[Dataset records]
---

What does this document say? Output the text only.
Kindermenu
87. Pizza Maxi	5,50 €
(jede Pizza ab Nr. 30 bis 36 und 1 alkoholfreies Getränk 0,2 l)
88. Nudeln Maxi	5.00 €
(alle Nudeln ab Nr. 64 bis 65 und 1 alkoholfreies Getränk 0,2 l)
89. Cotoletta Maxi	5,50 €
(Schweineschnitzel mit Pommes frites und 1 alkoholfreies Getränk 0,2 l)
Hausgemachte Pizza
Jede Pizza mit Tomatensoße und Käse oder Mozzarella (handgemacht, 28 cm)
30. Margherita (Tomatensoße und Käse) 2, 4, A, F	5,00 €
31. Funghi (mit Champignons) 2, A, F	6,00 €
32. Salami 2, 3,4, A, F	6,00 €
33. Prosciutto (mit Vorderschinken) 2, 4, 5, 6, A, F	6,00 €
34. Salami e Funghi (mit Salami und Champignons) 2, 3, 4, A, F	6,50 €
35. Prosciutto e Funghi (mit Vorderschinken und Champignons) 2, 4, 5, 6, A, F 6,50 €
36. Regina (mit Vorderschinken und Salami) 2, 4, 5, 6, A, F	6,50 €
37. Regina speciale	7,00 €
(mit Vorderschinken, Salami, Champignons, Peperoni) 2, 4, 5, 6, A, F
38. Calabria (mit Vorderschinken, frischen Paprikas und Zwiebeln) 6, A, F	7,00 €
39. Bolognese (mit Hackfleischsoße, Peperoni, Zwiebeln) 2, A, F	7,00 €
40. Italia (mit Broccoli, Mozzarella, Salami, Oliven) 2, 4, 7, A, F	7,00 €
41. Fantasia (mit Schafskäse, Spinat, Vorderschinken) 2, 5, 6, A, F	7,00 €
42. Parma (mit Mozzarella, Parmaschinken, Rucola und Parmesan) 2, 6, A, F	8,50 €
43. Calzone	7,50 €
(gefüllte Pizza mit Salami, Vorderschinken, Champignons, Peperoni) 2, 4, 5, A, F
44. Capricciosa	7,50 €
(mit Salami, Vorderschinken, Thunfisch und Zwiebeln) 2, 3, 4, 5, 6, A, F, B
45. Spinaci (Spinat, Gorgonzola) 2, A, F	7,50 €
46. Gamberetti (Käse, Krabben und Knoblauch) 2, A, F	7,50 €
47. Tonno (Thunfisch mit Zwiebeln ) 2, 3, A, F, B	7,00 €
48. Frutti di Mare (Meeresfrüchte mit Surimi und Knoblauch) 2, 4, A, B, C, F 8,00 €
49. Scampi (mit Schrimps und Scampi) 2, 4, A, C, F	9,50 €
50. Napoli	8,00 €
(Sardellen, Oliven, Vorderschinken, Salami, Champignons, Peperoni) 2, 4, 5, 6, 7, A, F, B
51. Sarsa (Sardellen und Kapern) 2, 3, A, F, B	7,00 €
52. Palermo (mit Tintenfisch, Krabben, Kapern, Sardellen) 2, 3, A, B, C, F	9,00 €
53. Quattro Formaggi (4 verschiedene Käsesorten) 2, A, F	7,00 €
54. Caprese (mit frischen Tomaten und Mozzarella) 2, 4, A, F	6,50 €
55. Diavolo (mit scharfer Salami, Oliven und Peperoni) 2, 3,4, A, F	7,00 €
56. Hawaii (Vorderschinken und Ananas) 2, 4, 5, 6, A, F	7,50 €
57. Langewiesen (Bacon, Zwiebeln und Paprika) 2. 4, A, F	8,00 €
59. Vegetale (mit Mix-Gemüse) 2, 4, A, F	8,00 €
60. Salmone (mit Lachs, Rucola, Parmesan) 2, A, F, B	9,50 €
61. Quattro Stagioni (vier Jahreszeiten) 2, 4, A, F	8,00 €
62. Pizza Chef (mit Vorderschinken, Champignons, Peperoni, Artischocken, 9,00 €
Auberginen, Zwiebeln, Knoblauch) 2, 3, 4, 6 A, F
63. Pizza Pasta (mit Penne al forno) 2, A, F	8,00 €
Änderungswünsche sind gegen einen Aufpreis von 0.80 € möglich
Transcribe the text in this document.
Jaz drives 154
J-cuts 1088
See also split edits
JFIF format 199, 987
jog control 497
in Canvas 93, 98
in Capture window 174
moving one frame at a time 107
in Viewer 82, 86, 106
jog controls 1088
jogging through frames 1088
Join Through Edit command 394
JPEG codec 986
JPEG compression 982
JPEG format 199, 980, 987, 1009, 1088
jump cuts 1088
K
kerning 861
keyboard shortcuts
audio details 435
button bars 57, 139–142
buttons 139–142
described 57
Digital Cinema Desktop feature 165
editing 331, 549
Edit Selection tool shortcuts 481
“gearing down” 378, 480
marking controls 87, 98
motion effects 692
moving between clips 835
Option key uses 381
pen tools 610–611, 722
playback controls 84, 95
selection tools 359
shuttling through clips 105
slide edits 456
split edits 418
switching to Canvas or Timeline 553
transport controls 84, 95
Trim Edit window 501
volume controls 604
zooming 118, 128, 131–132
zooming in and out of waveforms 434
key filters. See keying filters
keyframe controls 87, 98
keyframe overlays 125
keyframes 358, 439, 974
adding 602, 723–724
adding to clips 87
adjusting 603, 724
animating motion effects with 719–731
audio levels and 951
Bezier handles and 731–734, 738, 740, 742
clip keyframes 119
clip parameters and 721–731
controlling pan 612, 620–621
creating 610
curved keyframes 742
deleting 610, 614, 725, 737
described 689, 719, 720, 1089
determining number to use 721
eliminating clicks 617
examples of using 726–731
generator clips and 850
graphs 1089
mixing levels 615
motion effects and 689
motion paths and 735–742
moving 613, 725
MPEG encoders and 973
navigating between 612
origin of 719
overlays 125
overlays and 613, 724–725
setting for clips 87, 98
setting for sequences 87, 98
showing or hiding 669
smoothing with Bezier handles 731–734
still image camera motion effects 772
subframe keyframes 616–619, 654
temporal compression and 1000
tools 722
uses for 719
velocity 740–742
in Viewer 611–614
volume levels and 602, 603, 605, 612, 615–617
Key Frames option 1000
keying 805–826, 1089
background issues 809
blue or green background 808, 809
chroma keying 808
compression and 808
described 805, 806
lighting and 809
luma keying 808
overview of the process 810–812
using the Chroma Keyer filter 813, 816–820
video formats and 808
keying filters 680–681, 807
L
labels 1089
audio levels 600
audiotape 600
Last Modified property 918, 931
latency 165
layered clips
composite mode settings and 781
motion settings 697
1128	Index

---

Every entry above needs to be quoted exactly.

▶ ANSWER FOR THIS EXERCISE
What does this document say? Output the text only.
Kindermenu
87. Pizza Maxi	5,50 €
(jede Pizza ab Nr. 30 bis 36 und 1 alkoholfreies Getränk 0,2 l)
88. Nudeln Maxi	5.00 €
(alle Nudeln ab Nr. 64 bis 65 und 1 alkoholfreies Getränk 0,2 l)
89. Cotoletta Maxi	5,50 €
(Schweineschnitzel mit Pommes frites und 1 alkoholfreies Getränk 0,2 l)
Hausgemachte Pizza
Jede Pizza mit Tomatensoße und Käse oder Mozzarella (handgemacht, 28 cm)
30. Margherita (Tomatensoße und Käse) 2, 4, A, F	5,00 €
31. Funghi (mit Champignons) 2, A, F	6,00 €
32. Salami 2, 3,4, A, F	6,00 €
33. Prosciutto (mit Vorderschinken) 2, 4, 5, 6, A, F	6,00 €
34. Salami e Funghi (mit Salami und Champignons) 2, 3, 4, A, F	6,50 €
35. Prosciutto e Funghi (mit Vorderschinken und Champignons) 2, 4, 5, 6, A, F 6,50 €
36. Regina (mit Vorderschinken und Salami) 2, 4, 5, 6, A, F	6,50 €
37. Regina speciale	7,00 €
(mit Vorderschinken, Salami, Champignons, Peperoni) 2, 4, 5, 6, A, F
38. Calabria (mit Vorderschinken, frischen Paprikas und Zwiebeln) 6, A, F	7,00 €
39. Bolognese (mit Hackfleischsoße, Peperoni, Zwiebeln) 2, A, F	7,00 €
40. Italia (mit Broccoli, Mozzarella, Salami, Oliven) 2, 4, 7, A, F	7,00 €
41. Fantasia (mit Schafskäse, Spinat, Vorderschinken) 2, 5, 6, A, F	7,00 €
42. Parma (mit Mozzarella, Parmaschinken, Rucola und Parmesan) 2, 6, A, F	8,50 €
43. Calzone	7,50 €
(gefüllte Pizza mit Salami, Vorderschinken, Champignons, Peperoni) 2, 4, 5, A, F
44. Capricciosa	7,50 €
(mit Salami, Vorderschinken, Thunfisch und Zwiebeln) 2, 3, 4, 5, 6, A, F, B
45. Spinaci (Spinat, Gorgonzola) 2, A, F	7,50 €
46. Gamberetti (Käse, Krabben und Knoblauch) 2, A, F	7,50 €
47. Tonno (Thunfisch mit Zwiebeln ) 2, 3, A, F, B	7,00 €
48. Frutti di Mare (Meeresfrüchte mit Surimi und Knoblauch) 2, 4, A, B, C, F 8,00 €
49. Scampi (mit Schrimps und Scampi) 2, 4, A, C, F	9,50 €
50. Napoli	8,00 €
(Sardellen, Oliven, Vorderschinken, Salami, Champignons, Peperoni) 2, 4, 5, 6, 7, A, F, B
51. Sarsa (Sardellen und Kapern) 2, 3, A, F, B	7,00 €
52. Palermo (mit Tintenfisch, Krabben, Kapern, Sardellen) 2, 3, A, B, C, F	9,00 €
53. Quattro Formaggi (4 verschiedene Käsesorten) 2, A, F	7,00 €
54. Caprese (mit frischen Tomaten und Mozzarella) 2, 4, A, F	6,50 €
55. Diavolo (mit scharfer Salami, Oliven und Peperoni) 2, 3,4, A, F	7,00 €
56. Hawaii (Vorderschinken und Ananas) 2, 4, 5, 6, A, F	7,50 €
57. Langewiesen (Bacon, Zwiebeln und Paprika) 2. 4, A, F	8,00 €
59. Vegetale (mit Mix-Gemüse) 2, 4, A, F	8,00 €
60. Salmone (mit Lachs, Rucola, Parmesan) 2, A, F, B	9,50 €
61. Quattro Stagioni (vier Jahreszeiten) 2, 4, A, F	8,00 €
62. Pizza Chef (mit Vorderschinken, Champignons, Peperoni, Artischocken, 9,00 €
Auberginen, Zwiebeln, Knoblauch) 2, 3, 4, 6 A, F
63. Pizza Pasta (mit Penne al forno) 2, A, F	8,00 €
Änderungswünsche sind gegen einen Aufpreis von 0.80 € möglich
Transcribe the text in this document.
Jaz drives 154
J-cuts 1088
See also split edits
JFIF format 199, 987
jog control 497
in Canvas 93, 98
in Capture window 174
moving one frame at a time 107
in Viewer 82, 86, 106
jog controls 1088
jogging through frames 1088
Join Through Edit command 394
JPEG codec 986
JPEG compression 982
JPEG format 199, 980, 987, 1009, 1088
jump cuts 1088
K
kerning 861
keyboard shortcuts
audio details 435
button bars 57, 139–142
buttons 139–142
described 57
Digital Cinema Desktop feature 165
editing 331, 549
Edit Selection tool shortcuts 481
“gearing down” 378, 480
marking controls 87, 98
motion effects 692
moving between clips 835
Option key uses 381
pen tools 610–611, 722
playback controls 84, 95
selection tools 359
shuttling through clips 105
slide edits 456
split edits 418
switching to Canvas or Timeline 553
transport controls 84, 95
Trim Edit window 501
volume controls 604
zooming 118, 128, 131–132
zooming in and out of waveforms 434
key filters. See keying filters
keyframe controls 87, 98
keyframe overlays 125
keyframes 358, 439, 974
adding 602, 723–724
adding to clips 87
adjusting 603, 724
animating motion effects with 719–731
audio levels and 951
Bezier handles and 731–734, 738, 740, 742
clip keyframes 119
clip parameters and 721–731
controlling pan 612, 620–621
creating 610
curved keyframes 742
deleting 610, 614, 725, 737
described 689, 719, 720, 1089
determining number to use 721
eliminating clicks 617
examples of using 726–731
generator clips and 850
graphs 1089
mixing levels 615
motion effects and 689
motion paths and 735–742
moving 613, 725
MPEG encoders and 973
navigating between 612
origin of 719
overlays 125
overlays and 613, 724–725
setting for clips 87, 98
setting for sequences 87, 98
showing or hiding 669
smoothing with Bezier handles 731–734
still image camera motion effects 772
subframe keyframes 616–619, 654
temporal compression and 1000
tools 722
uses for 719
velocity 740–742
in Viewer 611–614
volume levels and 602, 603, 605, 612, 615–617
Key Frames option 1000
keying 805–826, 1089
background issues 809
blue or green background 808, 809
chroma keying 808
compression and 808
described 805, 806
lighting and 809
luma keying 808
overview of the process 810–812
using the Chroma Keyer filter 813, 816–820
video formats and 808
keying filters 680–681, 807
L
labels 1089
audio levels 600
audiotape 600
Last Modified property 918, 931
latency 165
layered clips
composite mode settings and 781
motion settings 697
1128	Index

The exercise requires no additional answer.